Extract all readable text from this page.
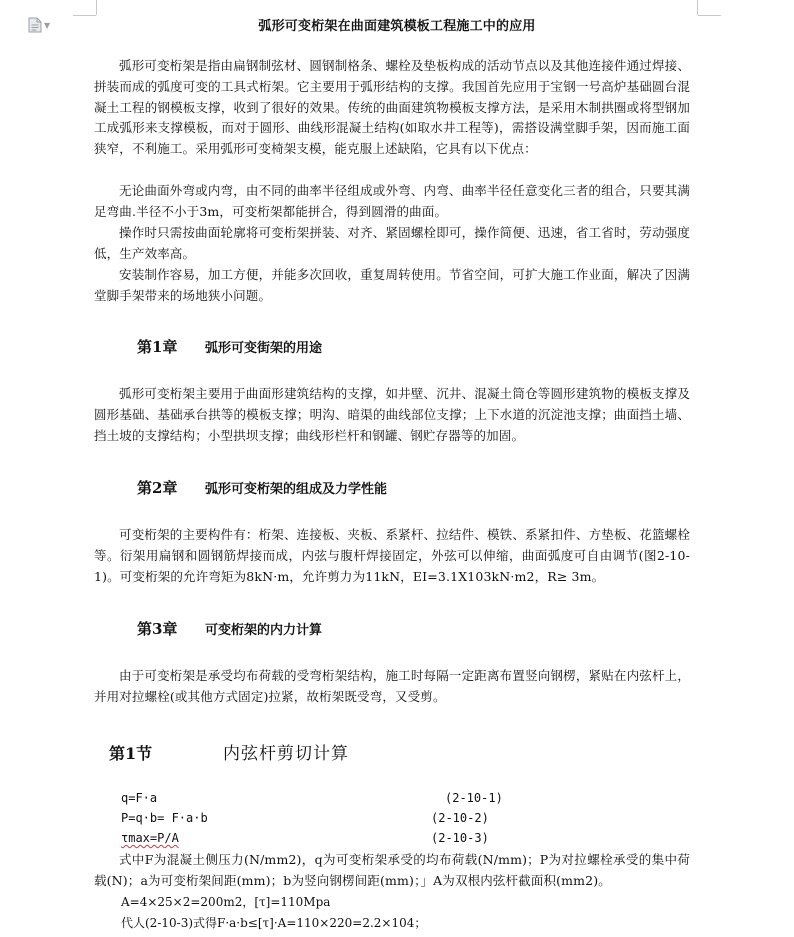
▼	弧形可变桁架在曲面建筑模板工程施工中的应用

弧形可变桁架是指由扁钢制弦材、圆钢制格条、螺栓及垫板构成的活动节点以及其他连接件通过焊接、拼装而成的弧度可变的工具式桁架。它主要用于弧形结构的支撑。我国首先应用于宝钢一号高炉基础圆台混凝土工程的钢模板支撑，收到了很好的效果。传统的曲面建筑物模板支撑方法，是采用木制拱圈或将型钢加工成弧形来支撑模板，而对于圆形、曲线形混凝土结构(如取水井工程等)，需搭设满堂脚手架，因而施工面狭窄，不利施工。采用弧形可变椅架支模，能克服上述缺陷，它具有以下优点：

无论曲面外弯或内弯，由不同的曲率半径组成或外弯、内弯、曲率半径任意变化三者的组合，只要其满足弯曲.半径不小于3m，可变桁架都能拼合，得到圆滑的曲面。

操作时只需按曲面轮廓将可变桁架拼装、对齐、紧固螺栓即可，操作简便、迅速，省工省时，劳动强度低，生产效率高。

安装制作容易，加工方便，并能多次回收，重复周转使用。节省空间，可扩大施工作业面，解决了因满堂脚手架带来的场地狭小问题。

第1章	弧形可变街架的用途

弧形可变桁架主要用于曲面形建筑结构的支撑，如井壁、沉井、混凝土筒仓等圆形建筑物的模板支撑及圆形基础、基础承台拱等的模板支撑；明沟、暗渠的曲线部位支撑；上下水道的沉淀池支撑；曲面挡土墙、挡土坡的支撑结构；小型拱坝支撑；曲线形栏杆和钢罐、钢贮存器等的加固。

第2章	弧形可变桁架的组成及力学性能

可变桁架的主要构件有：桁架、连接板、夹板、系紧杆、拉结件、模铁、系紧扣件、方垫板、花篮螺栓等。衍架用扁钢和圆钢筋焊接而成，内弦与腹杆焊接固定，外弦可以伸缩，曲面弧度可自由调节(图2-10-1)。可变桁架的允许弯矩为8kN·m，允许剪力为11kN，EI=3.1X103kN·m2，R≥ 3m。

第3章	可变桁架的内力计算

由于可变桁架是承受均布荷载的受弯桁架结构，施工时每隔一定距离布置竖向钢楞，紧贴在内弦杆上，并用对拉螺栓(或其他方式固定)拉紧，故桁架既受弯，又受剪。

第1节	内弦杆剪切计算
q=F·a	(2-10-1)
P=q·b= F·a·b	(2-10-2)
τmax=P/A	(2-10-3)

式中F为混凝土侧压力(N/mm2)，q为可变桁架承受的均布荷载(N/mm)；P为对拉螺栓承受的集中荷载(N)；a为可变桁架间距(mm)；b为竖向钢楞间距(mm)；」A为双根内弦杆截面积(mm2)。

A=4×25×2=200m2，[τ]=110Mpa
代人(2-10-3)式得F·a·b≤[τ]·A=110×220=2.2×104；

▶ INSTRUCTION: Print the full listing exactly, dropping the pictures.

▶ FULL OUTPUT:
Extract all readable text from this page.
▼	弧形可变桁架在曲面建筑模板工程施工中的应用

弧形可变桁架是指由扁钢制弦材、圆钢制格条、螺栓及垫板构成的活动节点以及其他连接件通过焊接、拼装而成的弧度可变的工具式桁架。它主要用于弧形结构的支撑。我国首先应用于宝钢一号高炉基础圆台混凝土工程的钢模板支撑，收到了很好的效果。传统的曲面建筑物模板支撑方法，是采用木制拱圈或将型钢加工成弧形来支撑模板，而对于圆形、曲线形混凝土结构(如取水井工程等)，需搭设满堂脚手架，因而施工面狭窄，不利施工。采用弧形可变椅架支模，能克服上述缺陷，它具有以下优点：

无论曲面外弯或内弯，由不同的曲率半径组成或外弯、内弯、曲率半径任意变化三者的组合，只要其满足弯曲.半径不小于3m，可变桁架都能拼合，得到圆滑的曲面。

操作时只需按曲面轮廓将可变桁架拼装、对齐、紧固螺栓即可，操作简便、迅速，省工省时，劳动强度低，生产效率高。

安装制作容易，加工方便，并能多次回收，重复周转使用。节省空间，可扩大施工作业面，解决了因满堂脚手架带来的场地狭小问题。

第1章	弧形可变街架的用途

弧形可变桁架主要用于曲面形建筑结构的支撑，如井壁、沉井、混凝土筒仓等圆形建筑物的模板支撑及圆形基础、基础承台拱等的模板支撑；明沟、暗渠的曲线部位支撑；上下水道的沉淀池支撑；曲面挡土墙、挡土坡的支撑结构；小型拱坝支撑；曲线形栏杆和钢罐、钢贮存器等的加固。

第2章	弧形可变桁架的组成及力学性能

可变桁架的主要构件有：桁架、连接板、夹板、系紧杆、拉结件、模铁、系紧扣件、方垫板、花篮螺栓等。衍架用扁钢和圆钢筋焊接而成，内弦与腹杆焊接固定，外弦可以伸缩，曲面弧度可自由调节(图2-10-1)。可变桁架的允许弯矩为8kN·m，允许剪力为11kN，EI=3.1X103kN·m2，R≥ 3m。

第3章	可变桁架的内力计算

由于可变桁架是承受均布荷载的受弯桁架结构，施工时每隔一定距离布置竖向钢楞，紧贴在内弦杆上，并用对拉螺栓(或其他方式固定)拉紧，故桁架既受弯，又受剪。

第1节	内弦杆剪切计算
q=F·a	(2-10-1)
P=q·b= F·a·b	(2-10-2)
τmax=P/A	(2-10-3)

式中F为混凝土侧压力(N/mm2)，q为可变桁架承受的均布荷载(N/mm)；P为对拉螺栓承受的集中荷载(N)；a为可变桁架间距(mm)；b为竖向钢楞间距(mm)；」A为双根内弦杆截面积(mm2)。

A=4×25×2=200m2，[τ]=110Mpa
代人(2-10-3)式得F·a·b≤[τ]·A=110×220=2.2×104；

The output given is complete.